══ Provided data ══

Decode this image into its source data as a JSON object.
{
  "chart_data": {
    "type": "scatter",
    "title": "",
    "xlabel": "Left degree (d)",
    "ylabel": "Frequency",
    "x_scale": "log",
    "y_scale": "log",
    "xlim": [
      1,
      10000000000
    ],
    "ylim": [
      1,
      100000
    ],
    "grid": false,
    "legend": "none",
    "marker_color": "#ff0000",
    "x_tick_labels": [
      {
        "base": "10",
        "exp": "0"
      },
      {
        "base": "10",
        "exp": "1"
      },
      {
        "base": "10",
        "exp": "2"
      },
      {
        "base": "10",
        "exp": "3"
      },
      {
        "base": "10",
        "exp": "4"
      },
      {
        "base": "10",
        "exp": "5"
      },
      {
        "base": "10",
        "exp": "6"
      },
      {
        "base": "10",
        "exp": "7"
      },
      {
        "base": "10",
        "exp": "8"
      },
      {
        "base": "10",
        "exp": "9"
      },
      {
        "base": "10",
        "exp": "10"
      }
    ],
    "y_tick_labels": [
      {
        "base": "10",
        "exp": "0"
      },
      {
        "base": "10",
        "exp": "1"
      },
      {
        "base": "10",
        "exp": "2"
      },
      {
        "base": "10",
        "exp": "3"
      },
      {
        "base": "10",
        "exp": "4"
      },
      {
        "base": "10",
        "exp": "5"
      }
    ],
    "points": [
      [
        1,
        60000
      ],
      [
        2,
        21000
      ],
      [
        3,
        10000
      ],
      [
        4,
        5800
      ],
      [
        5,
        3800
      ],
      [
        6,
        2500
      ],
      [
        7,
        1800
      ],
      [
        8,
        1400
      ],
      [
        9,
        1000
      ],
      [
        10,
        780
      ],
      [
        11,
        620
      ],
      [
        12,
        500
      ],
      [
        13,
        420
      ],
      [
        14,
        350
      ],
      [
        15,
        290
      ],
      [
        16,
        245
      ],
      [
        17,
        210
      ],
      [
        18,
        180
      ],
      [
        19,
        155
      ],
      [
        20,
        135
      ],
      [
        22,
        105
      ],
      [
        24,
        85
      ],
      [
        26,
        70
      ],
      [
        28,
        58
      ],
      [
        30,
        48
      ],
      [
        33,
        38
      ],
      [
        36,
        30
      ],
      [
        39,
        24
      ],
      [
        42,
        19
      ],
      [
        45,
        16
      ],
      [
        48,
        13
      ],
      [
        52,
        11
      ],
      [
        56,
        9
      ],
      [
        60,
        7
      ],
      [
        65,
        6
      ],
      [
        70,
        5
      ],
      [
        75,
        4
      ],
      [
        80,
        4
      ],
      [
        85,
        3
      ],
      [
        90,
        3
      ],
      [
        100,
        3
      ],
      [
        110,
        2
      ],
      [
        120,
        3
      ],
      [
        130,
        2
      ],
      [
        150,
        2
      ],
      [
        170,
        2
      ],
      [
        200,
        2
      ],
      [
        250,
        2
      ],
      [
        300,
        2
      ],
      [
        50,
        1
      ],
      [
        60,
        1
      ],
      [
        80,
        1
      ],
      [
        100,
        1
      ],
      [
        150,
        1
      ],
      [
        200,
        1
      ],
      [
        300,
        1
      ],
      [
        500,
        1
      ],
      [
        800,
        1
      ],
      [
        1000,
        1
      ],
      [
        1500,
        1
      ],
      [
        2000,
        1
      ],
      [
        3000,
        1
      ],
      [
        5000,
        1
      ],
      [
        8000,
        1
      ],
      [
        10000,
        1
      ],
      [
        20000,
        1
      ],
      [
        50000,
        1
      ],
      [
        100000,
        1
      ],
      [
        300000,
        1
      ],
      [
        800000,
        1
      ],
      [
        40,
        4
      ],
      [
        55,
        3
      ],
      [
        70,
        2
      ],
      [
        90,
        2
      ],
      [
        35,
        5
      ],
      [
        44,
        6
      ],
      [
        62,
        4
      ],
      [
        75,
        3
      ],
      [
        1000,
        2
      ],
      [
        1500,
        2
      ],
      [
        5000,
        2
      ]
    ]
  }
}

═══

* Challenge: Return the entries above exactly, each one complete.

* Right answer:
Decode this image into its source data as a JSON object.
{
  "chart_data": {
    "type": "scatter",
    "title": "",
    "xlabel": "Left degree (d)",
    "ylabel": "Frequency",
    "x_scale": "log",
    "y_scale": "log",
    "xlim": [
      1,
      10000000000
    ],
    "ylim": [
      1,
      100000
    ],
    "grid": false,
    "legend": "none",
    "marker_color": "#ff0000",
    "x_tick_labels": [
      {
        "base": "10",
        "exp": "0"
      },
      {
        "base": "10",
        "exp": "1"
      },
      {
        "base": "10",
        "exp": "2"
      },
      {
        "base": "10",
        "exp": "3"
      },
      {
        "base": "10",
        "exp": "4"
      },
      {
        "base": "10",
        "exp": "5"
      },
      {
        "base": "10",
        "exp": "6"
      },
      {
        "base": "10",
        "exp": "7"
      },
      {
        "base": "10",
        "exp": "8"
      },
      {
        "base": "10",
        "exp": "9"
      },
      {
        "base": "10",
        "exp": "10"
      }
    ],
    "y_tick_labels": [
      {
        "base": "10",
        "exp": "0"
      },
      {
        "base": "10",
        "exp": "1"
      },
      {
        "base": "10",
        "exp": "2"
      },
      {
        "base": "10",
        "exp": "3"
      },
      {
        "base": "10",
        "exp": "4"
      },
      {
        "base": "10",
        "exp": "5"
      }
    ],
    "points": [
      [
        1,
        60000
      ],
      [
        2,
        21000
      ],
      [
        3,
        10000
      ],
      [
        4,
        5800
      ],
      [
        5,
        3800
      ],
      [
        6,
        2500
      ],
      [
        7,
        1800
      ],
      [
        8,
        1400
      ],
      [
        9,
        1000
      ],
      [
        10,
        780
      ],
      [
        11,
        620
      ],
      [
        12,
        500
      ],
      [
        13,
        420
      ],
      [
        14,
        350
      ],
      [
        15,
        290
      ],
      [
        16,
        245
      ],
      [
        17,
        210
      ],
      [
        18,
        180
      ],
      [
        19,
        155
      ],
      [
        20,
        135
      ],
      [
        22,
        105
      ],
      [
        24,
        85
      ],
      [
        26,
        70
      ],
      [
        28,
        58
      ],
      [
        30,
        48
      ],
      [
        33,
        38
      ],
      [
        36,
        30
      ],
      [
        39,
        24
      ],
      [
        42,
        19
      ],
      [
        45,
        16
      ],
      [
        48,
        13
      ],
      [
        52,
        11
      ],
      [
        56,
        9
      ],
      [
        60,
        7
      ],
      [
        65,
        6
      ],
      [
        70,
        5
      ],
      [
        75,
        4
      ],
      [
        80,
        4
      ],
      [
        85,
        3
      ],
      [
        90,
        3
      ],
      [
        100,
        3
      ],
      [
        110,
        2
      ],
      [
        120,
        3
      ],
      [
        130,
        2
      ],
      [
        150,
        2
      ],
      [
        170,
        2
      ],
      [
        200,
        2
      ],
      [
        250,
        2
      ],
      [
        300,
        2
      ],
      [
        50,
        1
      ],
      [
        60,
        1
      ],
      [
        80,
        1
      ],
      [
        100,
        1
      ],
      [
        150,
        1
      ],
      [
        200,
        1
      ],
      [
        300,
        1
      ],
      [
        500,
        1
      ],
      [
        800,
        1
      ],
      [
        1000,
        1
      ],
      [
        1500,
        1
      ],
      [
        2000,
        1
      ],
      [
        3000,
        1
      ],
      [
        5000,
        1
      ],
      [
        8000,
        1
      ],
      [
        10000,
        1
      ],
      [
        20000,
        1
      ],
      [
        50000,
        1
      ],
      [
        100000,
        1
      ],
      [
        300000,
        1
      ],
      [
        800000,
        1
      ],
      [
        40,
        4
      ],
      [
        55,
        3
      ],
      [
        70,
        2
      ],
      [
        90,
        2
      ],
      [
        35,
        5
      ],
      [
        44,
        6
      ],
      [
        62,
        4
      ],
      [
        75,
        3
      ],
      [
        1000,
        2
      ],
      [
        1500,
        2
      ],
      [
        5000,
        2
      ]
    ]
  }
}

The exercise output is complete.